Copy out all of the material, matching it word for word.

#### [MATERIAL FOR THIS TASK]
......

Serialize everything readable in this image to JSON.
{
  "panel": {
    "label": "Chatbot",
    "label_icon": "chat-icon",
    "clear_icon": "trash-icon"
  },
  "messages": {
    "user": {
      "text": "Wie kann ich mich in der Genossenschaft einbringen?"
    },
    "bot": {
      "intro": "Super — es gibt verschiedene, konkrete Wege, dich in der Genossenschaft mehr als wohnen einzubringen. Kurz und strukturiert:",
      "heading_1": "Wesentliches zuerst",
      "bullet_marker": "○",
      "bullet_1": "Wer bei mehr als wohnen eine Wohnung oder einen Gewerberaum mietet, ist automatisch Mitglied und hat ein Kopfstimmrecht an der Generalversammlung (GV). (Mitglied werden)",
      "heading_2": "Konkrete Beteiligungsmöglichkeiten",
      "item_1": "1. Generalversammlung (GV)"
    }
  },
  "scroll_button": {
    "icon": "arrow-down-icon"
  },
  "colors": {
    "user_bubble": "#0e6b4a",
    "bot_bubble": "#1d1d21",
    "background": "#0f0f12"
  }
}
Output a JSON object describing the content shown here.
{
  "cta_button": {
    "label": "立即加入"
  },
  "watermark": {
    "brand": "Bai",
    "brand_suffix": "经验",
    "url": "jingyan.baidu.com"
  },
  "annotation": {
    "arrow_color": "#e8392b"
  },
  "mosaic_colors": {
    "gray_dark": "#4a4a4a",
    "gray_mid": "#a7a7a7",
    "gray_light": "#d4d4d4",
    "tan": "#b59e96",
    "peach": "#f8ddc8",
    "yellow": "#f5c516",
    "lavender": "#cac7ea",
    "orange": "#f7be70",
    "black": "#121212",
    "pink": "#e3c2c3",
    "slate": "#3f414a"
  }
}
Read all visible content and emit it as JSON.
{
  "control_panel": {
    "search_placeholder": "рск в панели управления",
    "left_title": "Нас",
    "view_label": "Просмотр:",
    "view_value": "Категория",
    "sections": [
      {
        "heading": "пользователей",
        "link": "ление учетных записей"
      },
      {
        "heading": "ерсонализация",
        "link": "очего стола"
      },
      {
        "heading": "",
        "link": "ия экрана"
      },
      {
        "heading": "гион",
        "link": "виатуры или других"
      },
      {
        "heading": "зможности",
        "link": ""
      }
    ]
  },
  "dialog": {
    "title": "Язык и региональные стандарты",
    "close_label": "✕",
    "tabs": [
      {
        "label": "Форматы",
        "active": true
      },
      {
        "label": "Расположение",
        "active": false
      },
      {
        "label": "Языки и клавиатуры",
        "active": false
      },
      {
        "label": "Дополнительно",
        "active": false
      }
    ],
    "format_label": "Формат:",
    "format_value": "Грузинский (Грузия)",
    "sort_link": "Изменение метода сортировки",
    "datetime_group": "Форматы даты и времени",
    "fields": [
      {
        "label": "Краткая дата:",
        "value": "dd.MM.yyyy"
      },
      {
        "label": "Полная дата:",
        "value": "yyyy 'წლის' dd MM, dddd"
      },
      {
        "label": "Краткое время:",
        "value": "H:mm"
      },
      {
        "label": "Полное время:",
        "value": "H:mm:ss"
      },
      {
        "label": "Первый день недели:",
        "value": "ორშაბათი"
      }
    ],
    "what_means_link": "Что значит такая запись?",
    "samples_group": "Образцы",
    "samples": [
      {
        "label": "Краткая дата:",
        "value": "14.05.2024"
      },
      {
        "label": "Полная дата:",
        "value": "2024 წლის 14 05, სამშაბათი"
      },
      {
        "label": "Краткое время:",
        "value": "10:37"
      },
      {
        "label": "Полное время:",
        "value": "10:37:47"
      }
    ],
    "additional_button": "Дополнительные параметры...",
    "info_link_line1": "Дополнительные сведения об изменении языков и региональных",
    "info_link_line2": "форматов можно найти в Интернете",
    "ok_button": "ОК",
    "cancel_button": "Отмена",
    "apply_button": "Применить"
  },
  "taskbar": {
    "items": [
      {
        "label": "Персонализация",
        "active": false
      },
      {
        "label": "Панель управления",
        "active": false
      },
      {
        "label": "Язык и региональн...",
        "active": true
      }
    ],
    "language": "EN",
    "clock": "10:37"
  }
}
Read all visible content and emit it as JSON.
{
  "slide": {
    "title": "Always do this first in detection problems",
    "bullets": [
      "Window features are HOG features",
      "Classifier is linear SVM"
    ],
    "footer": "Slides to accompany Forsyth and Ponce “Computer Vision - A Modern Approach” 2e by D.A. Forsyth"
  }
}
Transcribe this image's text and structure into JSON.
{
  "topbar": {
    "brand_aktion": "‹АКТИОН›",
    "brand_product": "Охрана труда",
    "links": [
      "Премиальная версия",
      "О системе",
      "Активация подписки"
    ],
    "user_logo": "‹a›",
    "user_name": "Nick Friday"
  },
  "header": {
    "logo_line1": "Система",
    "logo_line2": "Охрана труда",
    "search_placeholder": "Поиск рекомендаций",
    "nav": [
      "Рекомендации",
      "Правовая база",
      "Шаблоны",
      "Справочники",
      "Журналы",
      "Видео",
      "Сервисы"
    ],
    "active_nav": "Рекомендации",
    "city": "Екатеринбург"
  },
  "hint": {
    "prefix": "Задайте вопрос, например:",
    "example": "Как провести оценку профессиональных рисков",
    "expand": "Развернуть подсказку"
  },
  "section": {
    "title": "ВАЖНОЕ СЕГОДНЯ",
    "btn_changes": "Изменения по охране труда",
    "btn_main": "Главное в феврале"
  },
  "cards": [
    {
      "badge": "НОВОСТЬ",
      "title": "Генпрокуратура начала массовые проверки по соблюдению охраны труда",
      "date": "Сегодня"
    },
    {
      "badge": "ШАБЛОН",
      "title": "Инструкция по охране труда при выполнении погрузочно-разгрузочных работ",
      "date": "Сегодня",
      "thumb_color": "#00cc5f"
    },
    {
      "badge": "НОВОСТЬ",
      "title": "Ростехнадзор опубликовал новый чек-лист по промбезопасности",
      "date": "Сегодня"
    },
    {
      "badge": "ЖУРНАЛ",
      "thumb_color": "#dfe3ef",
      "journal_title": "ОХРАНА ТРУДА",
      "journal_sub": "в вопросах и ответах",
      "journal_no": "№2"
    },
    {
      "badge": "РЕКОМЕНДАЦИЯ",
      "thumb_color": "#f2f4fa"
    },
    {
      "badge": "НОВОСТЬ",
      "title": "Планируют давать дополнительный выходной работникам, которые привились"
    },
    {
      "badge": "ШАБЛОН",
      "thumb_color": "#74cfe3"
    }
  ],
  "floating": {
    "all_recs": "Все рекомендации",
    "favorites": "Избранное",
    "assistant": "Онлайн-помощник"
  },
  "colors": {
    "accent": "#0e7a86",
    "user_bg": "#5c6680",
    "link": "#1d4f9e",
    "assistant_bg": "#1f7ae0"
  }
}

......

#### [SOLUTION FOR THIS EXERCISE]
Serialize everything readable in this image to JSON.
{
  "panel": {
    "label": "Chatbot",
    "label_icon": "chat-icon",
    "clear_icon": "trash-icon"
  },
  "messages": {
    "user": {
      "text": "Wie kann ich mich in der Genossenschaft einbringen?"
    },
    "bot": {
      "intro": "Super — es gibt verschiedene, konkrete Wege, dich in der Genossenschaft mehr als wohnen einzubringen. Kurz und strukturiert:",
      "heading_1": "Wesentliches zuerst",
      "bullet_marker": "○",
      "bullet_1": "Wer bei mehr als wohnen eine Wohnung oder einen Gewerberaum mietet, ist automatisch Mitglied und hat ein Kopfstimmrecht an der Generalversammlung (GV). (Mitglied werden)",
      "heading_2": "Konkrete Beteiligungsmöglichkeiten",
      "item_1": "1. Generalversammlung (GV)"
    }
  },
  "scroll_button": {
    "icon": "arrow-down-icon"
  },
  "colors": {
    "user_bubble": "#0e6b4a",
    "bot_bubble": "#1d1d21",
    "background": "#0f0f12"
  }
}
Output a JSON object describing the content shown here.
{
  "cta_button": {
    "label": "立即加入"
  },
  "watermark": {
    "brand": "Bai",
    "brand_suffix": "经验",
    "url": "jingyan.baidu.com"
  },
  "annotation": {
    "arrow_color": "#e8392b"
  },
  "mosaic_colors": {
    "gray_dark": "#4a4a4a",
    "gray_mid": "#a7a7a7",
    "gray_light": "#d4d4d4",
    "tan": "#b59e96",
    "peach": "#f8ddc8",
    "yellow": "#f5c516",
    "lavender": "#cac7ea",
    "orange": "#f7be70",
    "black": "#121212",
    "pink": "#e3c2c3",
    "slate": "#3f414a"
  }
}
Read all visible content and emit it as JSON.
{
  "control_panel": {
    "search_placeholder": "рск в панели управления",
    "left_title": "Нас",
    "view_label": "Просмотр:",
    "view_value": "Категория",
    "sections": [
      {
        "heading": "пользователей",
        "link": "ление учетных записей"
      },
      {
        "heading": "ерсонализация",
        "link": "очего стола"
      },
      {
        "heading": "",
        "link": "ия экрана"
      },
      {
        "heading": "гион",
        "link": "виатуры или других"
      },
      {
        "heading": "зможности",
        "link": ""
      }
    ]
  },
  "dialog": {
    "title": "Язык и региональные стандарты",
    "close_label": "✕",
    "tabs": [
      {
        "label": "Форматы",
        "active": true
      },
      {
        "label": "Расположение",
        "active": false
      },
      {
        "label": "Языки и клавиатуры",
        "active": false
      },
      {
        "label": "Дополнительно",
        "active": false
      }
    ],
    "format_label": "Формат:",
    "format_value": "Грузинский (Грузия)",
    "sort_link": "Изменение метода сортировки",
    "datetime_group": "Форматы даты и времени",
    "fields": [
      {
        "label": "Краткая дата:",
        "value": "dd.MM.yyyy"
      },
      {
        "label": "Полная дата:",
        "value": "yyyy 'წლის' dd MM, dddd"
      },
      {
        "label": "Краткое время:",
        "value": "H:mm"
      },
      {
        "label": "Полное время:",
        "value": "H:mm:ss"
      },
      {
        "label": "Первый день недели:",
        "value": "ორშაბათი"
      }
    ],
    "what_means_link": "Что значит такая запись?",
    "samples_group": "Образцы",
    "samples": [
      {
        "label": "Краткая дата:",
        "value": "14.05.2024"
      },
      {
        "label": "Полная дата:",
        "value": "2024 წლის 14 05, სამშაბათი"
      },
      {
        "label": "Краткое время:",
        "value": "10:37"
      },
      {
        "label": "Полное время:",
        "value": "10:37:47"
      }
    ],
    "additional_button": "Дополнительные параметры...",
    "info_link_line1": "Дополнительные сведения об изменении языков и региональных",
    "info_link_line2": "форматов можно найти в Интернете",
    "ok_button": "ОК",
    "cancel_button": "Отмена",
    "apply_button": "Применить"
  },
  "taskbar": {
    "items": [
      {
        "label": "Персонализация",
        "active": false
      },
      {
        "label": "Панель управления",
        "active": false
      },
      {
        "label": "Язык и региональн...",
        "active": true
      }
    ],
    "language": "EN",
    "clock": "10:37"
  }
}
Read all visible content and emit it as JSON.
{
  "slide": {
    "title": "Always do this first in detection problems",
    "bullets": [
      "Window features are HOG features",
      "Classifier is linear SVM"
    ],
    "footer": "Slides to accompany Forsyth and Ponce “Computer Vision - A Modern Approach” 2e by D.A. Forsyth"
  }
}
Transcribe this image's text and structure into JSON.
{
  "topbar": {
    "brand_aktion": "‹АКТИОН›",
    "brand_product": "Охрана труда",
    "links": [
      "Премиальная версия",
      "О системе",
      "Активация подписки"
    ],
    "user_logo": "‹a›",
    "user_name": "Nick Friday"
  },
  "header": {
    "logo_line1": "Система",
    "logo_line2": "Охрана труда",
    "search_placeholder": "Поиск рекомендаций",
    "nav": [
      "Рекомендации",
      "Правовая база",
      "Шаблоны",
      "Справочники",
      "Журналы",
      "Видео",
      "Сервисы"
    ],
    "active_nav": "Рекомендации",
    "city": "Екатеринбург"
  },
  "hint": {
    "prefix": "Задайте вопрос, например:",
    "example": "Как провести оценку профессиональных рисков",
    "expand": "Развернуть подсказку"
  },
  "section": {
    "title": "ВАЖНОЕ СЕГОДНЯ",
    "btn_changes": "Изменения по охране труда",
    "btn_main": "Главное в феврале"
  },
  "cards": [
    {
      "badge": "НОВОСТЬ",
      "title": "Генпрокуратура начала массовые проверки по соблюдению охраны труда",
      "date": "Сегодня"
    },
    {
      "badge": "ШАБЛОН",
      "title": "Инструкция по охране труда при выполнении погрузочно-разгрузочных работ",
      "date": "Сегодня",
      "thumb_color": "#00cc5f"
    },
    {
      "badge": "НОВОСТЬ",
      "title": "Ростехнадзор опубликовал новый чек-лист по промбезопасности",
      "date": "Сегодня"
    },
    {
      "badge": "ЖУРНАЛ",
      "thumb_color": "#dfe3ef",
      "journal_title": "ОХРАНА ТРУДА",
      "journal_sub": "в вопросах и ответах",
      "journal_no": "№2"
    },
    {
      "badge": "РЕКОМЕНДАЦИЯ",
      "thumb_color": "#f2f4fa"
    },
    {
      "badge": "НОВОСТЬ",
      "title": "Планируют давать дополнительный выходной работникам, которые привились"
    },
    {
      "badge": "ШАБЛОН",
      "thumb_color": "#74cfe3"
    }
  ],
  "floating": {
    "all_recs": "Все рекомендации",
    "favorites": "Избранное",
    "assistant": "Онлайн-помощник"
  },
  "colors": {
    "accent": "#0e7a86",
    "user_bg": "#5c6680",
    "link": "#1d4f9e",
    "assistant_bg": "#1f7ae0"
  }
}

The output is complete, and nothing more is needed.